LISTED ENTRIES start
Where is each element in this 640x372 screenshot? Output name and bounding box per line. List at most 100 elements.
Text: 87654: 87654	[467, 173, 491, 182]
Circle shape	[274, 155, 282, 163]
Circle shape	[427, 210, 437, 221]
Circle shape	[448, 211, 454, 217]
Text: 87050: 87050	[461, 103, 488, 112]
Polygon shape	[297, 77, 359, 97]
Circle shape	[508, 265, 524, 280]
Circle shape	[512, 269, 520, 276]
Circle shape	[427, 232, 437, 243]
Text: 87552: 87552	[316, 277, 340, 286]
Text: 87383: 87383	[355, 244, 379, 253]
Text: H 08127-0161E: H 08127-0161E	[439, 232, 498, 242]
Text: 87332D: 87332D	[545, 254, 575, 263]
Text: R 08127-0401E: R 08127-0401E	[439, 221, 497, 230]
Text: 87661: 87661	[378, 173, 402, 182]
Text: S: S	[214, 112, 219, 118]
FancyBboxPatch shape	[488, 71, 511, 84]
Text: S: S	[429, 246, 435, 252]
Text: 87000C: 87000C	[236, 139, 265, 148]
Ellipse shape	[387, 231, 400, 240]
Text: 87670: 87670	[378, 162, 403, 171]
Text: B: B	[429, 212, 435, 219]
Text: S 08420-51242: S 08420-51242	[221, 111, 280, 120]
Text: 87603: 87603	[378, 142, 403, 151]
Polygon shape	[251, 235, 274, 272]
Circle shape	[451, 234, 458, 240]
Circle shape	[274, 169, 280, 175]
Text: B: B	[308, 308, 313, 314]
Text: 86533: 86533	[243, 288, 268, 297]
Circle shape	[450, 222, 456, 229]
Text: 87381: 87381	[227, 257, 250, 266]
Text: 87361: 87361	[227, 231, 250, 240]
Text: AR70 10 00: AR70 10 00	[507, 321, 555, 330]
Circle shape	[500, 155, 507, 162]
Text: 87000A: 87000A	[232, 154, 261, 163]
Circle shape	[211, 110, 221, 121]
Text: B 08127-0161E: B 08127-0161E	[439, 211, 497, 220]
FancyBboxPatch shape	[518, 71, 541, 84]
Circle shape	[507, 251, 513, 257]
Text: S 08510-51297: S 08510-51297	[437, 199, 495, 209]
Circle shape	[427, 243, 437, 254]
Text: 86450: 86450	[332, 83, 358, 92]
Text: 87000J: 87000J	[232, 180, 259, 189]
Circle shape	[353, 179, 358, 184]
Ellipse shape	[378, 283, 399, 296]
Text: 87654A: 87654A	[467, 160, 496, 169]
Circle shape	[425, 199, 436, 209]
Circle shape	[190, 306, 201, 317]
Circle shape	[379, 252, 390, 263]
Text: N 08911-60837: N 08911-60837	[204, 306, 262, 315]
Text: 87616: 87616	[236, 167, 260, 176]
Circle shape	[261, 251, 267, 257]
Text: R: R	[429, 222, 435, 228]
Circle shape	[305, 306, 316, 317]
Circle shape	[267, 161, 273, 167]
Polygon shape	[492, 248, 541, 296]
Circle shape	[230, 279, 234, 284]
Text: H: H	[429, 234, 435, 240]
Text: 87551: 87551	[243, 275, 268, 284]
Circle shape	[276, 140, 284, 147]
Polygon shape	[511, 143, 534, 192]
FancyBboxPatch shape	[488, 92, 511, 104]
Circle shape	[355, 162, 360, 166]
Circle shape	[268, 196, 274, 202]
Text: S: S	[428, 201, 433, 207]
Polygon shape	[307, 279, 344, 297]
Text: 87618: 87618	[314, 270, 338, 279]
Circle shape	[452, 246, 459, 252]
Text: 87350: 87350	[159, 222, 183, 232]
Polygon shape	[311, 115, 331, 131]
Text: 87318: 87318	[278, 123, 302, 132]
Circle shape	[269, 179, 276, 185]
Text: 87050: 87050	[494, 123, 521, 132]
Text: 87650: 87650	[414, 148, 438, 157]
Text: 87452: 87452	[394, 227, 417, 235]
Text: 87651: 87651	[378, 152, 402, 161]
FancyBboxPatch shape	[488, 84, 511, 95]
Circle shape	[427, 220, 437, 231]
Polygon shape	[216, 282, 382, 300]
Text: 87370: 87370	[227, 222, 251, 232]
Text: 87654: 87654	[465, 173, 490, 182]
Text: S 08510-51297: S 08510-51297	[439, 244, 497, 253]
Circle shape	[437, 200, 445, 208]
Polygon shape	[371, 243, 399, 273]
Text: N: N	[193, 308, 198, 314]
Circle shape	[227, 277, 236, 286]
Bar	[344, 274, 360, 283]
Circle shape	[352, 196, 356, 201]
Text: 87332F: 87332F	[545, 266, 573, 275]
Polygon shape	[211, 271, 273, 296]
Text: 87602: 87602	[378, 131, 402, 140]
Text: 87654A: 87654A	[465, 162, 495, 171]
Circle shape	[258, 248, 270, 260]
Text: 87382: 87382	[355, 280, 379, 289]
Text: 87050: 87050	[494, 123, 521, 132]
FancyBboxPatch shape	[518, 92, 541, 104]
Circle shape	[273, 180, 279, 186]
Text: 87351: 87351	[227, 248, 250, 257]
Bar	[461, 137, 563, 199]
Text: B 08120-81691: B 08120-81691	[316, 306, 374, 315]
LISTED ENTRIES end
* **STATED EXERCISE**
Copy the data above line for line, with no changes.

* **CORRECT RESULT**
Where is each element in this 640x372 screenshot? Output name and bounding box per line. List at most 100 elements.
Text: 87654: 87654	[467, 173, 491, 182]
Circle shape	[274, 155, 282, 163]
Circle shape	[427, 210, 437, 221]
Circle shape	[448, 211, 454, 217]
Text: 87050: 87050	[461, 103, 488, 112]
Polygon shape	[297, 77, 359, 97]
Circle shape	[508, 265, 524, 280]
Circle shape	[512, 269, 520, 276]
Circle shape	[427, 232, 437, 243]
Text: 87552: 87552	[316, 277, 340, 286]
Text: 87383: 87383	[355, 244, 379, 253]
Text: H 08127-0161E: H 08127-0161E	[439, 232, 498, 242]
Text: 87332D: 87332D	[545, 254, 575, 263]
Text: R 08127-0401E: R 08127-0401E	[439, 221, 497, 230]
Text: 87661: 87661	[378, 173, 402, 182]
Text: S: S	[214, 112, 219, 118]
FancyBboxPatch shape	[488, 71, 511, 84]
Text: S: S	[429, 246, 435, 252]
Text: 87000C: 87000C	[236, 139, 265, 148]
Ellipse shape	[387, 231, 400, 240]
Text: 87670: 87670	[378, 162, 403, 171]
Text: B: B	[429, 212, 435, 219]
Text: S 08420-51242: S 08420-51242	[221, 111, 280, 120]
Text: 87603: 87603	[378, 142, 403, 151]
Polygon shape	[251, 235, 274, 272]
Circle shape	[451, 234, 458, 240]
Circle shape	[274, 169, 280, 175]
Text: B: B	[308, 308, 313, 314]
Text: 86533: 86533	[243, 288, 268, 297]
Circle shape	[450, 222, 456, 229]
Text: 87381: 87381	[227, 257, 250, 266]
Text: 87361: 87361	[227, 231, 250, 240]
Text: AR70 10 00: AR70 10 00	[507, 321, 555, 330]
Circle shape	[500, 155, 507, 162]
Text: 87000A: 87000A	[232, 154, 261, 163]
Circle shape	[211, 110, 221, 121]
Text: B 08127-0161E: B 08127-0161E	[439, 211, 497, 220]
FancyBboxPatch shape	[518, 71, 541, 84]
Circle shape	[507, 251, 513, 257]
Text: S 08510-51297: S 08510-51297	[437, 199, 495, 209]
Circle shape	[427, 243, 437, 254]
Text: 86450: 86450	[332, 83, 358, 92]
Text: 87000J: 87000J	[232, 180, 259, 189]
Circle shape	[353, 179, 358, 184]
Ellipse shape	[378, 283, 399, 296]
Text: 87654A: 87654A	[467, 160, 496, 169]
Circle shape	[425, 199, 436, 209]
Circle shape	[190, 306, 201, 317]
Circle shape	[379, 252, 390, 263]
Text: N 08911-60837: N 08911-60837	[204, 306, 262, 315]
Text: 87616: 87616	[236, 167, 260, 176]
Circle shape	[261, 251, 267, 257]
Text: R: R	[429, 222, 435, 228]
Circle shape	[305, 306, 316, 317]
Circle shape	[267, 161, 273, 167]
Polygon shape	[492, 248, 541, 296]
Circle shape	[230, 279, 234, 284]
Text: H: H	[429, 234, 435, 240]
Text: 87551: 87551	[243, 275, 268, 284]
Circle shape	[276, 140, 284, 147]
Polygon shape	[511, 143, 534, 192]
FancyBboxPatch shape	[488, 92, 511, 104]
Circle shape	[355, 162, 360, 166]
Circle shape	[268, 196, 274, 202]
Text: S: S	[428, 201, 433, 207]
Polygon shape	[307, 279, 344, 297]
Text: 87618: 87618	[314, 270, 338, 279]
Circle shape	[452, 246, 459, 252]
Text: 87350: 87350	[159, 222, 183, 232]
Polygon shape	[311, 115, 331, 131]
Text: 87318: 87318	[278, 123, 302, 132]
Circle shape	[269, 179, 276, 185]
Text: 87050: 87050	[494, 123, 521, 132]
Text: 87650: 87650	[414, 148, 438, 157]
Text: 87452: 87452	[394, 227, 417, 235]
Text: 87651: 87651	[378, 152, 402, 161]
FancyBboxPatch shape	[488, 84, 511, 95]
Circle shape	[427, 220, 437, 231]
Polygon shape	[216, 282, 382, 300]
Text: 87370: 87370	[227, 222, 251, 232]
Text: 87654: 87654	[465, 173, 490, 182]
Text: S 08510-51297: S 08510-51297	[439, 244, 497, 253]
Circle shape	[437, 200, 445, 208]
Polygon shape	[371, 243, 399, 273]
Text: N: N	[193, 308, 198, 314]
Circle shape	[227, 277, 236, 286]
Bar	[344, 274, 360, 283]
Circle shape	[352, 196, 356, 201]
Text: 87332F: 87332F	[545, 266, 573, 275]
Polygon shape	[211, 271, 273, 296]
Text: 87602: 87602	[378, 131, 402, 140]
Text: 87654A: 87654A	[465, 162, 495, 171]
Circle shape	[258, 248, 270, 260]
Text: 87382: 87382	[355, 280, 379, 289]
Text: 87050: 87050	[494, 123, 521, 132]
FancyBboxPatch shape	[518, 92, 541, 104]
Circle shape	[273, 180, 279, 186]
Text: 87351: 87351	[227, 248, 250, 257]
Bar	[461, 137, 563, 199]
Text: B 08120-81691: B 08120-81691	[316, 306, 374, 315]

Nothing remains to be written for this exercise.